Sulla concorrenza sleale l'Europa trova l'intesa che salva il commercio

Anche la Cina sarà soggetta alle nuove regole basate sui prezzi e sui costi di produzione

Sulla concorrenza sleale l'Europa trova l'intesa  che salva il commercio

Roma - È una eredità del mandato di Antonio Tajani, attuale presidente dell'Europarlamento, alla Commissione europea, quando era responsabile dell'Industria. E anche un cavallo di battaglia di Forza Italia a Bruxelles e Strasburgo, tanto che il relatore è stato l'azzurro Salvatore Cicu. Ieri il traguardo. Il Consiglio europeo (l'organismo che riunisce gli Stati membri) e lo stesso Parlamento europeo hanno trovato un accordo sull'antidumping, cioè sulle misure che servono a difendere il commercio europeo dalla concorrenza che fa leva su costi ridotti e meno diritti.

L'annuncio è stato dato dalla presidenza di turno e quindi dal ministro estone Urbe Palo: «Stiamo restaurando la fiducia nel sistema difensivo commerciale europeo, dobbiamo proteggere gli interessi del business europeo contro le importazioni sleali, trenta milioni di posti di lavoro dipendono dall'import».

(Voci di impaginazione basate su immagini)
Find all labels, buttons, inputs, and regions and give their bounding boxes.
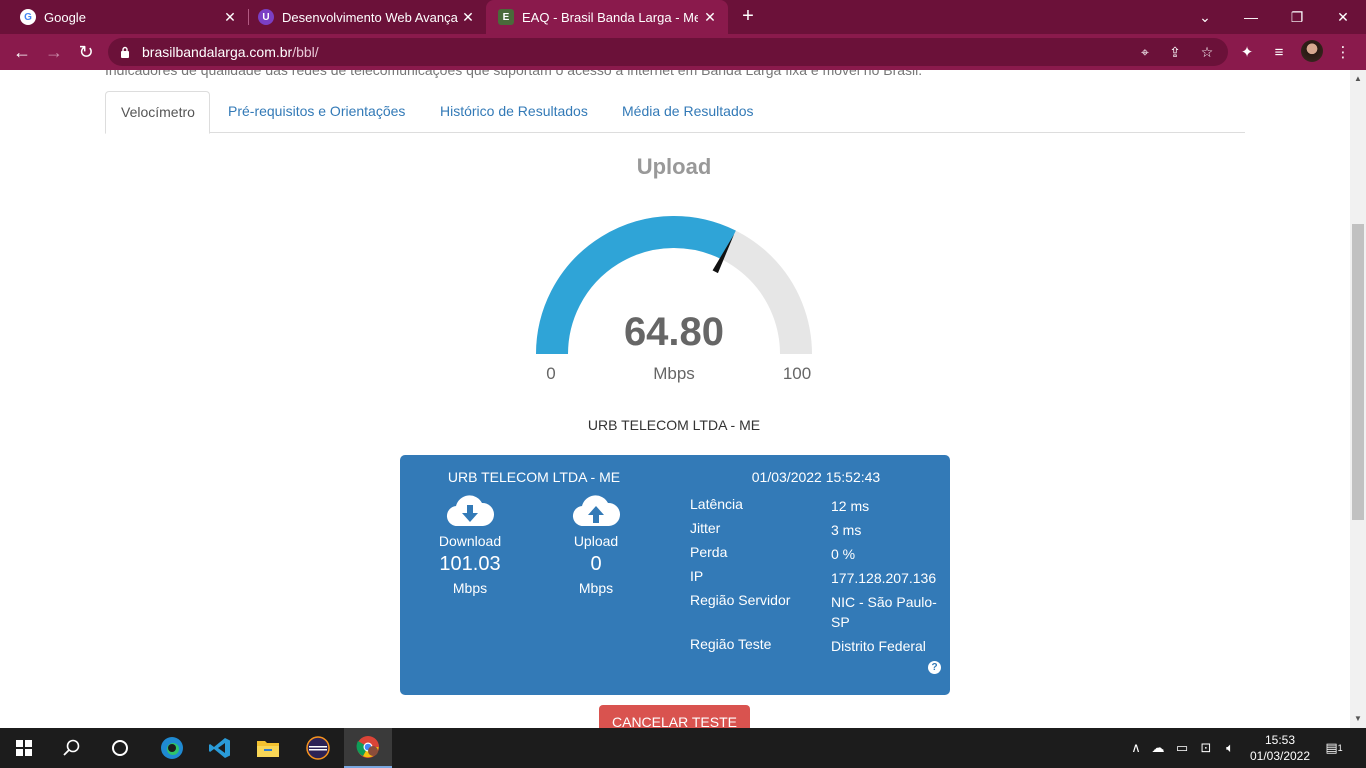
tab-title: EAQ - Brasil Banda Larga - Meça	[522, 9, 698, 25]
edge-icon[interactable]	[148, 728, 196, 768]
bookmark-star-icon[interactable]: ☆	[1198, 43, 1216, 61]
tab-title: Google	[44, 9, 86, 25]
share-icon[interactable]: ⇪	[1166, 43, 1184, 61]
cortana-icon[interactable]	[96, 728, 144, 768]
shield-u-icon: U	[258, 9, 274, 25]
tab-eaq[interactable]: E EAQ - Brasil Banda Larga - Meça ✕	[486, 0, 728, 34]
browser-tab-bar: G Google ✕ U Desenvolvimento Web Avançad…	[0, 0, 1366, 34]
help-icon[interactable]: ?	[928, 661, 941, 674]
upload-value: 0	[590, 553, 602, 575]
chevron-up-icon[interactable]: ∧	[1126, 738, 1146, 758]
scroll-down-arrow[interactable]: ▼	[1350, 712, 1366, 726]
upload-label: Upload	[573, 533, 619, 549]
search-icon[interactable]	[48, 728, 96, 768]
provider-name: URB TELECOM LTDA - ME	[587, 417, 761, 433]
reload-icon[interactable]: ↻	[74, 40, 98, 64]
intro-text: Indicadores de qualidade das redes de te…	[105, 70, 923, 78]
cancel-test-button[interactable]: CANCELAR TESTE	[599, 705, 750, 728]
tab-search-button[interactable]: ⌄	[1182, 0, 1228, 34]
windows-taskbar: ∧ ☁ ▭ ⊡ 🔈︎ 15:53 01/03/2022 ▤ 1	[0, 728, 1366, 768]
download-unit: Mbps	[452, 580, 488, 596]
stat-key: Jitter	[690, 520, 721, 536]
lock-icon	[121, 46, 129, 58]
url-path: /bbl/	[292, 44, 319, 60]
download-label: Download	[438, 533, 502, 549]
more-menu-icon[interactable]: ⋮	[1332, 41, 1354, 63]
forward-arrow-icon[interactable]: →	[42, 40, 66, 64]
scroll-up-arrow[interactable]: ▲	[1350, 72, 1366, 86]
stat-value: 177.128.207.136	[831, 570, 937, 586]
network-icon[interactable]: ⊡	[1196, 738, 1216, 758]
gauge-unit: Mbps	[653, 364, 695, 383]
stat-key: Latência	[690, 496, 743, 512]
stat-value: Distrito Federal	[831, 638, 926, 654]
tab-historico[interactable]: Histórico de Resultados	[425, 91, 603, 133]
vscode-icon[interactable]	[196, 728, 244, 768]
tab-velocimetro[interactable]: Velocímetro	[105, 91, 210, 134]
tab-pre-requisitos[interactable]: Pré-requisitos e Orientações	[213, 91, 420, 133]
download-value: 101.03	[439, 553, 501, 575]
address-bar[interactable]: brasilbandalarga.com.br/bbl/ ⌖ ⇪ ☆	[108, 38, 1228, 66]
result-datetime: 01/03/2022 15:52:43	[751, 469, 881, 485]
stat-value: NIC - São Paulo-SP	[831, 594, 937, 630]
close-icon[interactable]: ✕	[702, 9, 718, 25]
onedrive-cloud-icon[interactable]: ☁	[1148, 738, 1168, 758]
stat-value: 3 ms	[831, 522, 862, 538]
eclipse-icon[interactable]	[294, 728, 342, 768]
location-blocked-icon[interactable]: ⌖	[1136, 43, 1154, 61]
windows-start-icon[interactable]	[0, 728, 48, 768]
volume-icon[interactable]: 🔈︎	[1220, 738, 1240, 758]
upload-metric: Upload 0 Mbps	[536, 493, 656, 596]
back-arrow-icon[interactable]: ←	[10, 40, 34, 64]
gauge-min: 0	[546, 364, 556, 383]
taskbar-clock[interactable]: 15:53 01/03/2022	[1240, 732, 1320, 764]
tab-google[interactable]: G Google ✕	[8, 0, 248, 34]
stat-key: IP	[690, 568, 704, 584]
eaq-icon: E	[498, 9, 514, 25]
result-provider: URB TELECOM LTDA - ME	[447, 469, 621, 485]
close-window-button[interactable]: ✕	[1320, 0, 1366, 34]
gauge-max: 100	[782, 364, 812, 383]
chrome-icon[interactable]	[344, 728, 392, 768]
notification-count: 1	[1337, 743, 1343, 753]
stat-key: Perda	[690, 544, 728, 560]
result-card: URB TELECOM LTDA - ME 01/03/2022 15:52:4…	[400, 455, 950, 695]
file-explorer-icon[interactable]	[244, 728, 292, 768]
page-content: Indicadores de qualidade das redes de te…	[0, 70, 1350, 728]
clock-date: 01/03/2022	[1249, 749, 1311, 763]
cloud-upload-icon	[573, 495, 620, 527]
tab-desenvolvimento-web[interactable]: U Desenvolvimento Web Avançado ✕	[248, 0, 486, 34]
cloud-download-icon	[447, 495, 494, 527]
restore-button[interactable]: ❐	[1274, 0, 1320, 34]
upload-unit: Mbps	[578, 580, 614, 596]
page-tabs: Velocímetro Pré-requisitos e Orientações…	[105, 91, 1245, 134]
google-icon: G	[20, 9, 36, 25]
url-text: brasilbandalarga.com.br/bbl/	[142, 44, 319, 60]
gauge-value: 64.80	[623, 310, 725, 354]
gauge-title: Upload	[636, 154, 712, 179]
stat-value: 0 %	[831, 546, 856, 562]
url-host: brasilbandalarga.com.br	[142, 44, 293, 60]
stat-key: Região Servidor	[690, 592, 791, 608]
media-queue-icon[interactable]: ≡	[1268, 41, 1290, 63]
extensions-puzzle-icon[interactable]: ✦	[1236, 41, 1258, 63]
clock-time: 15:53	[1264, 733, 1296, 747]
tab-title: Desenvolvimento Web Avançado	[282, 9, 458, 25]
close-icon[interactable]: ✕	[222, 9, 238, 25]
stat-key: Região Teste	[690, 636, 772, 652]
scroll-thumb[interactable]	[1352, 224, 1364, 520]
profile-avatar[interactable]	[1301, 40, 1323, 62]
close-icon[interactable]: ✕	[460, 9, 476, 25]
stat-value: 12 ms	[831, 498, 870, 514]
download-metric: Download 101.03 Mbps	[410, 493, 530, 596]
new-tab-button[interactable]: +	[738, 6, 758, 27]
notification-icon[interactable]: ▤ 1	[1322, 737, 1346, 759]
tab-media[interactable]: Média de Resultados	[607, 91, 769, 133]
browser-toolbar: ← → ↻ brasilbandalarga.com.br/bbl/ ⌖ ⇪ ☆…	[0, 34, 1366, 70]
battery-icon[interactable]: ▭	[1172, 738, 1192, 758]
minimize-button[interactable]: —	[1228, 0, 1274, 34]
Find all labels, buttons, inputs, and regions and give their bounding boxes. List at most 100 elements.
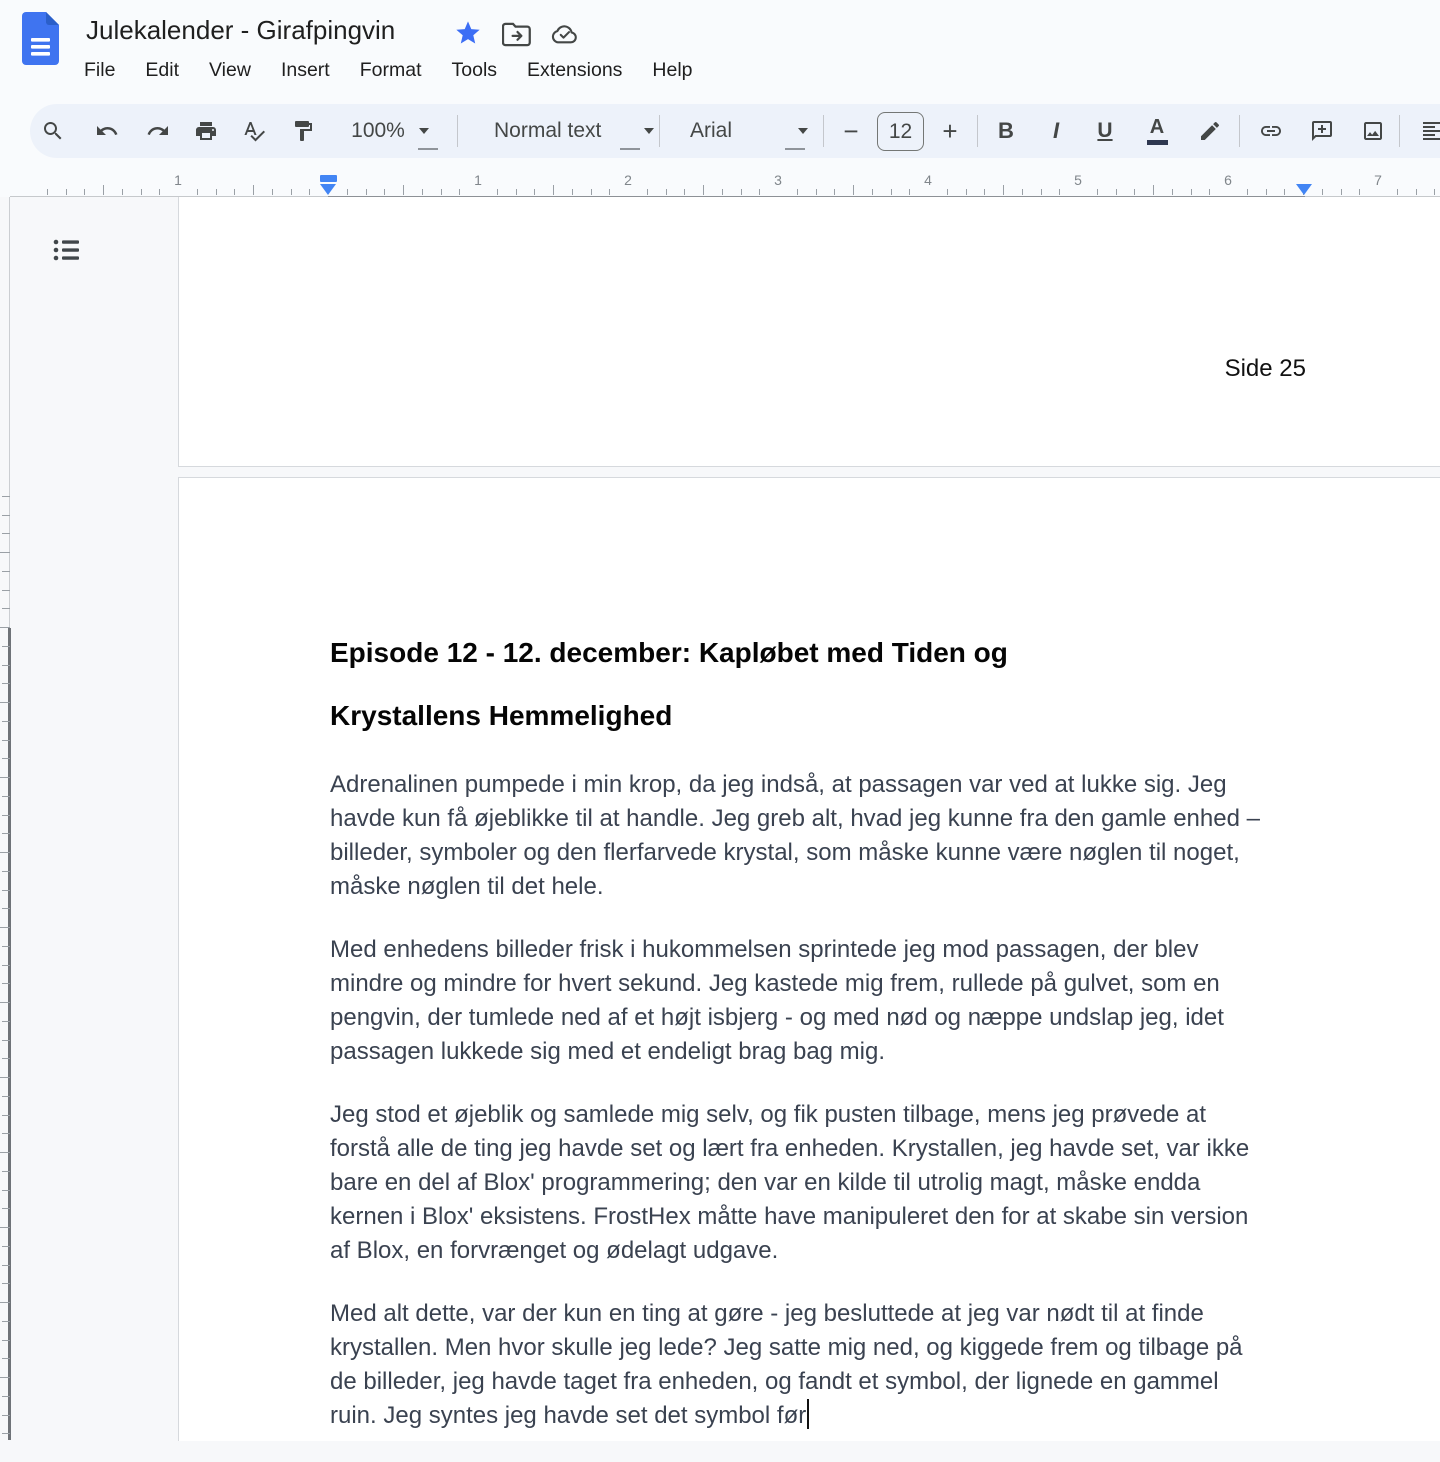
increase-font-size-button[interactable]: +: [932, 104, 968, 158]
text-color-button[interactable]: A: [1139, 104, 1175, 158]
ruler-tick: [84, 189, 85, 195]
ruler-tick: [47, 189, 48, 195]
menu-insert[interactable]: Insert: [281, 59, 330, 82]
left-indent-marker[interactable]: [320, 184, 336, 195]
chevron-down-icon: [644, 128, 654, 134]
document-body[interactable]: Episode 12 - 12. december: Kapløbet med …: [330, 621, 1390, 1462]
vertical-ruler-tick: [2, 758, 10, 759]
ruler-tick: [666, 189, 667, 195]
google-docs-logo[interactable]: [22, 12, 59, 65]
document-title[interactable]: Julekalender - Girafpingvin: [86, 15, 395, 46]
redo-button[interactable]: [140, 104, 176, 158]
vertical-ruler-tick: [2, 496, 10, 497]
menu-format[interactable]: Format: [360, 59, 422, 82]
vertical-ruler-tick: [0, 1302, 10, 1303]
ruler-tick: [1041, 189, 1042, 195]
toolbar-divider: [1399, 115, 1400, 147]
search-button[interactable]: [35, 104, 71, 158]
vertical-ruler-tick: [2, 1358, 10, 1359]
ruler-tick: [947, 189, 948, 195]
ruler-tick: [1022, 189, 1023, 195]
undo-button[interactable]: [89, 104, 125, 158]
vertical-ruler-tick: [2, 740, 10, 741]
chevron-down-icon: [798, 128, 808, 134]
vertical-ruler-tick: [2, 1021, 10, 1022]
ruler-tick: [159, 189, 160, 195]
vertical-ruler-tick: [0, 852, 10, 853]
paragraph-2[interactable]: Med enhedens billeder frisk i hukommelse…: [330, 933, 1390, 1069]
underline-button[interactable]: U: [1087, 104, 1123, 158]
ruler-tick: [66, 189, 67, 195]
page-26-editor[interactable]: Episode 12 - 12. december: Kapløbet med …: [178, 477, 1440, 1441]
episode-heading[interactable]: Episode 12 - 12. december: Kapløbet med …: [330, 621, 1390, 747]
spellcheck-button[interactable]: [236, 104, 272, 158]
vertical-ruler-tick: [2, 983, 10, 984]
toolbar-divider: [823, 115, 824, 147]
vertical-ruler-tick: [0, 1152, 10, 1153]
menu-extensions[interactable]: Extensions: [527, 59, 622, 82]
vertical-ruler-tick: [0, 552, 10, 553]
vertical-ruler-tick: [2, 908, 10, 909]
vertical-ruler-tick: [2, 608, 10, 609]
ruler-tick: [459, 189, 460, 195]
vertical-ruler-tick: [2, 946, 10, 947]
vertical-ruler-tick: [0, 702, 10, 703]
vertical-ruler-tick: [2, 665, 10, 666]
vertical-ruler-tick: [2, 1040, 10, 1041]
ruler-tick: [347, 189, 348, 195]
star-icon[interactable]: [453, 18, 483, 48]
vertical-ruler-tick: [2, 965, 10, 966]
menu-edit[interactable]: Edit: [145, 59, 179, 82]
menu-tools[interactable]: Tools: [452, 59, 498, 82]
ruler-tick: [591, 189, 592, 195]
document-outline-button[interactable]: [50, 234, 82, 266]
ruler-tick: [1097, 189, 1098, 195]
menu-file[interactable]: File: [84, 59, 115, 82]
decrease-font-size-button[interactable]: −: [833, 104, 869, 158]
insert-image-button[interactable]: [1355, 104, 1391, 158]
highlighter-button[interactable]: [1192, 104, 1228, 158]
cloud-saved-icon[interactable]: [550, 18, 580, 48]
vertical-ruler-tick: [2, 1283, 10, 1284]
font-dropdown-underline: [785, 148, 805, 150]
ruler-tick: [1172, 189, 1173, 195]
vertical-ruler-tick: [0, 1227, 10, 1228]
ruler-tick: [1359, 189, 1360, 195]
paragraph-1[interactable]: Adrenalinen pumpede i min krop, da jeg i…: [330, 768, 1390, 904]
menu-help[interactable]: Help: [652, 59, 692, 82]
zoom-value: 100%: [351, 119, 405, 143]
paragraph-style-value: Normal text: [494, 119, 601, 143]
ruler-tick: [141, 189, 142, 195]
print-button[interactable]: [188, 104, 224, 158]
first-line-indent-marker[interactable]: [320, 175, 337, 182]
insert-link-button[interactable]: [1253, 104, 1289, 158]
toolbar-divider: [1239, 115, 1240, 147]
ruler-tick: [253, 185, 254, 195]
vertical-ruler-tick: [2, 1246, 10, 1247]
ruler-tick: [966, 189, 967, 195]
font-size-field[interactable]: 12: [877, 112, 924, 151]
ruler-tick: [1322, 189, 1323, 195]
italic-button[interactable]: I: [1038, 104, 1074, 158]
menu-view[interactable]: View: [209, 59, 251, 82]
move-to-folder-icon[interactable]: [502, 19, 532, 49]
page-25[interactable]: Side 25: [178, 197, 1440, 467]
add-comment-button[interactable]: [1304, 104, 1340, 158]
ruler-tick: [1134, 189, 1135, 195]
toolbar-divider: [659, 115, 660, 147]
paint-format-button[interactable]: [285, 104, 321, 158]
right-indent-marker[interactable]: [1296, 184, 1312, 195]
paragraph-4[interactable]: Med alt dette, var der kun en ting at gø…: [330, 1297, 1390, 1433]
paragraph-3[interactable]: Jeg stod et øjeblik og samlede mig selv,…: [330, 1098, 1390, 1268]
ruler-tick: [816, 189, 817, 195]
align-left-button[interactable]: [1414, 104, 1440, 158]
vertical-ruler-tick: [0, 1077, 10, 1078]
toolbar-divider: [457, 115, 458, 147]
ruler-tick: [1209, 189, 1210, 195]
vertical-ruler-tick: [2, 590, 10, 591]
vertical-ruler-tick: [2, 683, 10, 684]
bold-button[interactable]: B: [988, 104, 1024, 158]
text-color-swatch: [1147, 140, 1168, 145]
ruler-number: 7: [1374, 172, 1382, 188]
font-family-value: Arial: [690, 119, 732, 143]
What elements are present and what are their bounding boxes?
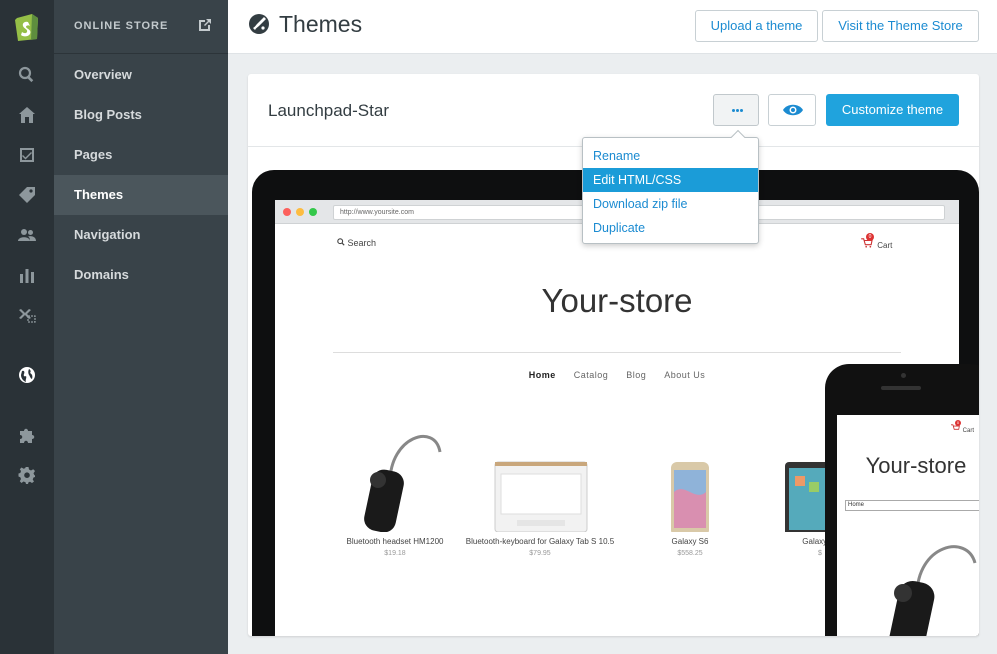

IL TUO COMPITO
Continua l'articolo sull'intesa europea contro la concorrenza sleale, riprendendo dopo l'ultima frase. I record provengono da un'altra fonte.

RISULTATO
Il compromesso tra il Parlamento europeo e i Paesi membri, ha spiegato Cicu, «chiarisce il nuovo regolamento sulla metodologia antidumping che riguarda gli Stati membri dell'Organizzazione mondiale del commercio in cui esistono distorsioni significative» delle condizioni eque di mercato. Rientrerà anche la Cina. Ma non ci sarà l'onere della prova a carico delle imprese europee con partner in Paesi a rischio. E non aumenteranno i dazi.

«Dobbiamo proteggere l'industria europea: i posti di lavoro di migliaia di persone sono in pericolo a causa di pratiche commerciali scorrette», ha commentato Cicu.

Entra in vigore una nuova metodologia di calcolo dei margini di dumping pensata soprattutto per Pechino, anche se le regole valgono per tutti gli Stati dell'organizzazione mondiale del commercio.

Per decidere se uno Stato straniero sta facendo dumping si terrà conto di prezzi e costi di produzione, della presenza di sussidi, la diffusione della presenza di imprese pubbliche, di discriminazioni a favore delle imprese nazionali e l'assenza di indipendenza del settore finanziario. La stessa Commissione Ue dovrà redigere rapporti sui Paesi o settori dove esistono distorsioni.

Non ci sarà una lista nera di Paesi a rischio dumping, che avrebbe danneggiato troppo la Cina e i suoi partner europei. A segnalare i casi di dumping dovranno essere le imprese oppure i sindacati europei. Seguirà un contraddittorio con il Paese interessato. La legislazione, entrerà in vigore il prossimo anno, dopo un periodo di transizione.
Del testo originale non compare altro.